Provided entries:
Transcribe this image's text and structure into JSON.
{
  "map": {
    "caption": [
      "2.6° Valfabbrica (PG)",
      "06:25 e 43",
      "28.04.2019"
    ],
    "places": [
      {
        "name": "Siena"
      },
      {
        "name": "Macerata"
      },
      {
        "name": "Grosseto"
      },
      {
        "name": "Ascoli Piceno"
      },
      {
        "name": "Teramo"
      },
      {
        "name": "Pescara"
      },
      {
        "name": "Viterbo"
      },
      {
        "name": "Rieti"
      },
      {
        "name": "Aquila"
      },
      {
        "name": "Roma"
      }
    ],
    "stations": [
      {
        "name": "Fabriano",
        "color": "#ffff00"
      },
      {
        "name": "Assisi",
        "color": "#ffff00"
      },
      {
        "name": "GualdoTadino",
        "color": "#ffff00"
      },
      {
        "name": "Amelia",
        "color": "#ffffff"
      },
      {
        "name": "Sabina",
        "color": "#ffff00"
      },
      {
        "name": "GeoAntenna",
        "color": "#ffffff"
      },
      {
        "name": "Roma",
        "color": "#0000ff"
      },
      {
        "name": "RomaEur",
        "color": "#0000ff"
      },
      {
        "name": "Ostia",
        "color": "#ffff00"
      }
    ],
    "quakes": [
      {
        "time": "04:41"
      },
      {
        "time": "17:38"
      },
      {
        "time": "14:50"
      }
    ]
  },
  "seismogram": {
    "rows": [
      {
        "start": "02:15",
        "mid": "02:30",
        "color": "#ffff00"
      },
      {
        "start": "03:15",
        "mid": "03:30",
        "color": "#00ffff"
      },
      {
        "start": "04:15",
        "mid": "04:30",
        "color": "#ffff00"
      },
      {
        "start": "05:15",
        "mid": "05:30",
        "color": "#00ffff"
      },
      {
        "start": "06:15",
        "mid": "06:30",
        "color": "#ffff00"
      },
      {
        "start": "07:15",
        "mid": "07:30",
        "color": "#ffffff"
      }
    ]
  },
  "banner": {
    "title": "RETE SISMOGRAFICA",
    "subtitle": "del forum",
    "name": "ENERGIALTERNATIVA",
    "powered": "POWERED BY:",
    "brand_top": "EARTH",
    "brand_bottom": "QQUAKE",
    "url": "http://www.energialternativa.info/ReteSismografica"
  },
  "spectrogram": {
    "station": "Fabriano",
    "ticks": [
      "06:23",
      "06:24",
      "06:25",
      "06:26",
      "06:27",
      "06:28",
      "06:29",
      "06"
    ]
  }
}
--
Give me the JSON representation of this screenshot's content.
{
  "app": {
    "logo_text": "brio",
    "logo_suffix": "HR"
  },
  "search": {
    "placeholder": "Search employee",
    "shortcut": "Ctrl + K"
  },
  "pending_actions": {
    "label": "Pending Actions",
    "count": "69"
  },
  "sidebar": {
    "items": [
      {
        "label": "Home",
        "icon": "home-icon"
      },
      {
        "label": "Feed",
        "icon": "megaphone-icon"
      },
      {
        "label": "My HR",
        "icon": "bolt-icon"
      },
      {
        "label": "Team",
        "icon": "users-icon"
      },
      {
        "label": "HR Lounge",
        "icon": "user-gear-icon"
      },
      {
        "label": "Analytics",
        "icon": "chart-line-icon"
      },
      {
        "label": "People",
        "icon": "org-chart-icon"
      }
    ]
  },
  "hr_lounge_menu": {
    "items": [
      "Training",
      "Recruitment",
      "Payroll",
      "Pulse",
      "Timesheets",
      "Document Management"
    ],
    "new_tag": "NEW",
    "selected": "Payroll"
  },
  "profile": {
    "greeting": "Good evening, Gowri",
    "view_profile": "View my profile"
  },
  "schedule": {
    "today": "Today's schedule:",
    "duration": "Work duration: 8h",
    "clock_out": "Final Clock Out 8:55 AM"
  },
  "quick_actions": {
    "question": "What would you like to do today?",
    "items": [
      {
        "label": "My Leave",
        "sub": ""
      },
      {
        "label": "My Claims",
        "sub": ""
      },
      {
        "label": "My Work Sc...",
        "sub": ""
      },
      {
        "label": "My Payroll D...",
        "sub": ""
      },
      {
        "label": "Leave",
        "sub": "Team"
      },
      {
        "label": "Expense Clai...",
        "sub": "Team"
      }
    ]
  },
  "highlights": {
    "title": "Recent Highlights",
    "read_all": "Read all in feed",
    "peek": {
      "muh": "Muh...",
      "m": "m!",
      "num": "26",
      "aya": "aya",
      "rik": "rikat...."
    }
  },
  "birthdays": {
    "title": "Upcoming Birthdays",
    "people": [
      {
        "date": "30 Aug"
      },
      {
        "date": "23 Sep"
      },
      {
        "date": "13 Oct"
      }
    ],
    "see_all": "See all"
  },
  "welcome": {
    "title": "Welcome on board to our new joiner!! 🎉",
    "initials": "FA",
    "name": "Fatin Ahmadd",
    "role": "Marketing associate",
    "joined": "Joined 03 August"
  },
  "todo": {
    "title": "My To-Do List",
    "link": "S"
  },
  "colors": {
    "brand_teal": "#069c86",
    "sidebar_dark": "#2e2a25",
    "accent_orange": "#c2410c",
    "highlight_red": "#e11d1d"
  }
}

Given task: Using the listing above, list every line in which the string "this" occurs.

Written answer:
Transcribe this image's text and structure into JSON.
Give me the JSON representation of this screenshot's content.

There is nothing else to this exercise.